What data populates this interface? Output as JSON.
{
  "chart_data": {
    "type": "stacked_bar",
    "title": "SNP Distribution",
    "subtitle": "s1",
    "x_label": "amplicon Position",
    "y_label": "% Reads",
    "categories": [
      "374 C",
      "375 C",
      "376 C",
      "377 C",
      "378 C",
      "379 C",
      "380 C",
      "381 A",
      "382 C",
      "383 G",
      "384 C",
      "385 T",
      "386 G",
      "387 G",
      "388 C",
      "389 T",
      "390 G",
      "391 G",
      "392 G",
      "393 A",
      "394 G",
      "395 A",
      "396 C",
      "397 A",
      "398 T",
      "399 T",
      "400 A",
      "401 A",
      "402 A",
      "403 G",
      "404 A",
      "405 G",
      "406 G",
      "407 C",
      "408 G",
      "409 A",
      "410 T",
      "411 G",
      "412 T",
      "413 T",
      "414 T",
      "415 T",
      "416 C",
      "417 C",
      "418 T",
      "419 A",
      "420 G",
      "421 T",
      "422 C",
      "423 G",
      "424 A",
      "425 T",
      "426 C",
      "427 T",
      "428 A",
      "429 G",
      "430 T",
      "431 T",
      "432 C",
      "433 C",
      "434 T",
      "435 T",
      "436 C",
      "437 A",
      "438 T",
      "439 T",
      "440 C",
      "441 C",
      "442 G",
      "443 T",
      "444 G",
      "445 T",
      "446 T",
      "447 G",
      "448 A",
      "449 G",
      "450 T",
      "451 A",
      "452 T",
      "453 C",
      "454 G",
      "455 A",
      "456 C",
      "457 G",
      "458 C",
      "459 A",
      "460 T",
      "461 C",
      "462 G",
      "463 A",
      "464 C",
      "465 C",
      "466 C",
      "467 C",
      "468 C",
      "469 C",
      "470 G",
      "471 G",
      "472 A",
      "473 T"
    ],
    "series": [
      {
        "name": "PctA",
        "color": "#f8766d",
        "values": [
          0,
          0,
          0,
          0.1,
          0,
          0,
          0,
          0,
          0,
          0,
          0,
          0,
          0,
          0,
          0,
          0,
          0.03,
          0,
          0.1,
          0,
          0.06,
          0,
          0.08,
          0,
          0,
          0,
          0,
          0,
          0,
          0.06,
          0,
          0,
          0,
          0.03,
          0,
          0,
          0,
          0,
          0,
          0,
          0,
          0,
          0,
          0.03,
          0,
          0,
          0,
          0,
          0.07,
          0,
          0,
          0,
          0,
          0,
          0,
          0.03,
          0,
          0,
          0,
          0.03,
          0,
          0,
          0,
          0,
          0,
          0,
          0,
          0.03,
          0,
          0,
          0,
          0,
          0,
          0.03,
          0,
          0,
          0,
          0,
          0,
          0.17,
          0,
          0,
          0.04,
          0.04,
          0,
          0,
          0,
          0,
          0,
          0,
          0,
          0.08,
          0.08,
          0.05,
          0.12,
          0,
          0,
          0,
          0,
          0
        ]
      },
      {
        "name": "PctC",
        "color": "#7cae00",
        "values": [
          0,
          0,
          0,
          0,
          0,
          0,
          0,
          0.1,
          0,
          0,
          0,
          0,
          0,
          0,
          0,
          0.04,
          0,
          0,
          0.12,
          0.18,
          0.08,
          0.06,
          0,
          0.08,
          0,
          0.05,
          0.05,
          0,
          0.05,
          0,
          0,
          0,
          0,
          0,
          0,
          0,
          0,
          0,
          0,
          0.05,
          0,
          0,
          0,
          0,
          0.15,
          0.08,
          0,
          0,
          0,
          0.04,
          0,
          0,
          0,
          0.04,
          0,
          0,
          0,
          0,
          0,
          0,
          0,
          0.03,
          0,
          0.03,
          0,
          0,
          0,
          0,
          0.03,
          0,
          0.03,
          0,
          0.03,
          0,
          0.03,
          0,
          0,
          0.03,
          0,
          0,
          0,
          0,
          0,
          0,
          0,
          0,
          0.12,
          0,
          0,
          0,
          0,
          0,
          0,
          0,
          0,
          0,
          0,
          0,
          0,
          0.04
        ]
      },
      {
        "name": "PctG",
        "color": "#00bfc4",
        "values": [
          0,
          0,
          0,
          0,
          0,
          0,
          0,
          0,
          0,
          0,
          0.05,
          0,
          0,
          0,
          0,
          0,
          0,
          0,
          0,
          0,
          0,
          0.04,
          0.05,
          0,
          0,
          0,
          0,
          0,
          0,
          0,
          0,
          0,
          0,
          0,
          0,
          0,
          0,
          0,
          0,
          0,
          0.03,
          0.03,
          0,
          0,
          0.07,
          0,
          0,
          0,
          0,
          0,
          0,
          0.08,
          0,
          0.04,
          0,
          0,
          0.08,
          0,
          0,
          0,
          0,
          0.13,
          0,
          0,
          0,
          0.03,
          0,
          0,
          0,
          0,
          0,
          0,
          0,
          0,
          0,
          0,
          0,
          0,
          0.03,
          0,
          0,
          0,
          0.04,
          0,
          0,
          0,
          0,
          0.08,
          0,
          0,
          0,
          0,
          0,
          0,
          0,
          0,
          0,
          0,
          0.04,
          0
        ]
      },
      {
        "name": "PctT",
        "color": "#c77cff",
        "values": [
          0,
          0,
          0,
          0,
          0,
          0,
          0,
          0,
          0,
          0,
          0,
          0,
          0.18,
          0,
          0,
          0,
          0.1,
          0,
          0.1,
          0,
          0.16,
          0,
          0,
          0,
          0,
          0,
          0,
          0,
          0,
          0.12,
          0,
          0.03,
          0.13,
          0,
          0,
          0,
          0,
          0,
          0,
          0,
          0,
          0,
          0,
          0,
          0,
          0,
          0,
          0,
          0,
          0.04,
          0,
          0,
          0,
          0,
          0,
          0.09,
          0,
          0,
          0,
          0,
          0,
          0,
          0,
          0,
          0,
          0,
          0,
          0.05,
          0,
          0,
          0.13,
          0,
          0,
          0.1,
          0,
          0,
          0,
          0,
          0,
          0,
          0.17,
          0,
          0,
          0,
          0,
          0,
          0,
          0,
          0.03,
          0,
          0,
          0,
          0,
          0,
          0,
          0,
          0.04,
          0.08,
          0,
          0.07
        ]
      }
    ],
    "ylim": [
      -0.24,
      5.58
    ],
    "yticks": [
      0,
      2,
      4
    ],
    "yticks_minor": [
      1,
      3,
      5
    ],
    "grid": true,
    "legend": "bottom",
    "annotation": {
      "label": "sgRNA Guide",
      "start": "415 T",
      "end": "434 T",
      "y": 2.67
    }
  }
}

#####

__TASK DIRECTIONS__: Retype all the records, matching them exactly.

__SOLUTION__:
What data populates this interface? Output as JSON.
{
  "chart_data": {
    "type": "stacked_bar",
    "title": "SNP Distribution",
    "subtitle": "s1",
    "x_label": "amplicon Position",
    "y_label": "% Reads",
    "categories": [
      "374 C",
      "375 C",
      "376 C",
      "377 C",
      "378 C",
      "379 C",
      "380 C",
      "381 A",
      "382 C",
      "383 G",
      "384 C",
      "385 T",
      "386 G",
      "387 G",
      "388 C",
      "389 T",
      "390 G",
      "391 G",
      "392 G",
      "393 A",
      "394 G",
      "395 A",
      "396 C",
      "397 A",
      "398 T",
      "399 T",
      "400 A",
      "401 A",
      "402 A",
      "403 G",
      "404 A",
      "405 G",
      "406 G",
      "407 C",
      "408 G",
      "409 A",
      "410 T",
      "411 G",
      "412 T",
      "413 T",
      "414 T",
      "415 T",
      "416 C",
      "417 C",
      "418 T",
      "419 A",
      "420 G",
      "421 T",
      "422 C",
      "423 G",
      "424 A",
      "425 T",
      "426 C",
      "427 T",
      "428 A",
      "429 G",
      "430 T",
      "431 T",
      "432 C",
      "433 C",
      "434 T",
      "435 T",
      "436 C",
      "437 A",
      "438 T",
      "439 T",
      "440 C",
      "441 C",
      "442 G",
      "443 T",
      "444 G",
      "445 T",
      "446 T",
      "447 G",
      "448 A",
      "449 G",
      "450 T",
      "451 A",
      "452 T",
      "453 C",
      "454 G",
      "455 A",
      "456 C",
      "457 G",
      "458 C",
      "459 A",
      "460 T",
      "461 C",
      "462 G",
      "463 A",
      "464 C",
      "465 C",
      "466 C",
      "467 C",
      "468 C",
      "469 C",
      "470 G",
      "471 G",
      "472 A",
      "473 T"
    ],
    "series": [
      {
        "name": "PctA",
        "color": "#f8766d",
        "values": [
          0,
          0,
          0,
          0.1,
          0,
          0,
          0,
          0,
          0,
          0,
          0,
          0,
          0,
          0,
          0,
          0,
          0.03,
          0,
          0.1,
          0,
          0.06,
          0,
          0.08,
          0,
          0,
          0,
          0,
          0,
          0,
          0.06,
          0,
          0,
          0,
          0.03,
          0,
          0,
          0,
          0,
          0,
          0,
          0,
          0,
          0,
          0.03,
          0,
          0,
          0,
          0,
          0.07,
          0,
          0,
          0,
          0,
          0,
          0,
          0.03,
          0,
          0,
          0,
          0.03,
          0,
          0,
          0,
          0,
          0,
          0,
          0,
          0.03,
          0,
          0,
          0,
          0,
          0,
          0.03,
          0,
          0,
          0,
          0,
          0,
          0.17,
          0,
          0,
          0.04,
          0.04,
          0,
          0,
          0,
          0,
          0,
          0,
          0,
          0.08,
          0.08,
          0.05,
          0.12,
          0,
          0,
          0,
          0,
          0
        ]
      },
      {
        "name": "PctC",
        "color": "#7cae00",
        "values": [
          0,
          0,
          0,
          0,
          0,
          0,
          0,
          0.1,
          0,
          0,
          0,
          0,
          0,
          0,
          0,
          0.04,
          0,
          0,
          0.12,
          0.18,
          0.08,
          0.06,
          0,
          0.08,
          0,
          0.05,
          0.05,
          0,
          0.05,
          0,
          0,
          0,
          0,
          0,
          0,
          0,
          0,
          0,
          0,
          0.05,
          0,
          0,
          0,
          0,
          0.15,
          0.08,
          0,
          0,
          0,
          0.04,
          0,
          0,
          0,
          0.04,
          0,
          0,
          0,
          0,
          0,
          0,
          0,
          0.03,
          0,
          0.03,
          0,
          0,
          0,
          0,
          0.03,
          0,
          0.03,
          0,
          0.03,
          0,
          0.03,
          0,
          0,
          0.03,
          0,
          0,
          0,
          0,
          0,
          0,
          0,
          0,
          0.12,
          0,
          0,
          0,
          0,
          0,
          0,
          0,
          0,
          0,
          0,
          0,
          0,
          0.04
        ]
      },
      {
        "name": "PctG",
        "color": "#00bfc4",
        "values": [
          0,
          0,
          0,
          0,
          0,
          0,
          0,
          0,
          0,
          0,
          0.05,
          0,
          0,
          0,
          0,
          0,
          0,
          0,
          0,
          0,
          0,
          0.04,
          0.05,
          0,
          0,
          0,
          0,
          0,
          0,
          0,
          0,
          0,
          0,
          0,
          0,
          0,
          0,
          0,
          0,
          0,
          0.03,
          0.03,
          0,
          0,
          0.07,
          0,
          0,
          0,
          0,
          0,
          0,
          0.08,
          0,
          0.04,
          0,
          0,
          0.08,
          0,
          0,
          0,
          0,
          0.13,
          0,
          0,
          0,
          0.03,
          0,
          0,
          0,
          0,
          0,
          0,
          0,
          0,
          0,
          0,
          0,
          0,
          0.03,
          0,
          0,
          0,
          0.04,
          0,
          0,
          0,
          0,
          0.08,
          0,
          0,
          0,
          0,
          0,
          0,
          0,
          0,
          0,
          0,
          0.04,
          0
        ]
      },
      {
        "name": "PctT",
        "color": "#c77cff",
        "values": [
          0,
          0,
          0,
          0,
          0,
          0,
          0,
          0,
          0,
          0,
          0,
          0,
          0.18,
          0,
          0,
          0,
          0.1,
          0,
          0.1,
          0,
          0.16,
          0,
          0,
          0,
          0,
          0,
          0,
          0,
          0,
          0.12,
          0,
          0.03,
          0.13,
          0,
          0,
          0,
          0,
          0,
          0,
          0,
          0,
          0,
          0,
          0,
          0,
          0,
          0,
          0,
          0,
          0.04,
          0,
          0,
          0,
          0,
          0,
          0.09,
          0,
          0,
          0,
          0,
          0,
          0,
          0,
          0,
          0,
          0,
          0,
          0.05,
          0,
          0,
          0.13,
          0,
          0,
          0.1,
          0,
          0,
          0,
          0,
          0,
          0,
          0.17,
          0,
          0,
          0,
          0,
          0,
          0,
          0,
          0.03,
          0,
          0,
          0,
          0,
          0,
          0,
          0,
          0.04,
          0.08,
          0,
          0.07
        ]
      }
    ],
    "ylim": [
      -0.24,
      5.58
    ],
    "yticks": [
      0,
      2,
      4
    ],
    "yticks_minor": [
      1,
      3,
      5
    ],
    "grid": true,
    "legend": "bottom",
    "annotation": {
      "label": "sgRNA Guide",
      "start": "415 T",
      "end": "434 T",
      "y": 2.67
    }
  }
}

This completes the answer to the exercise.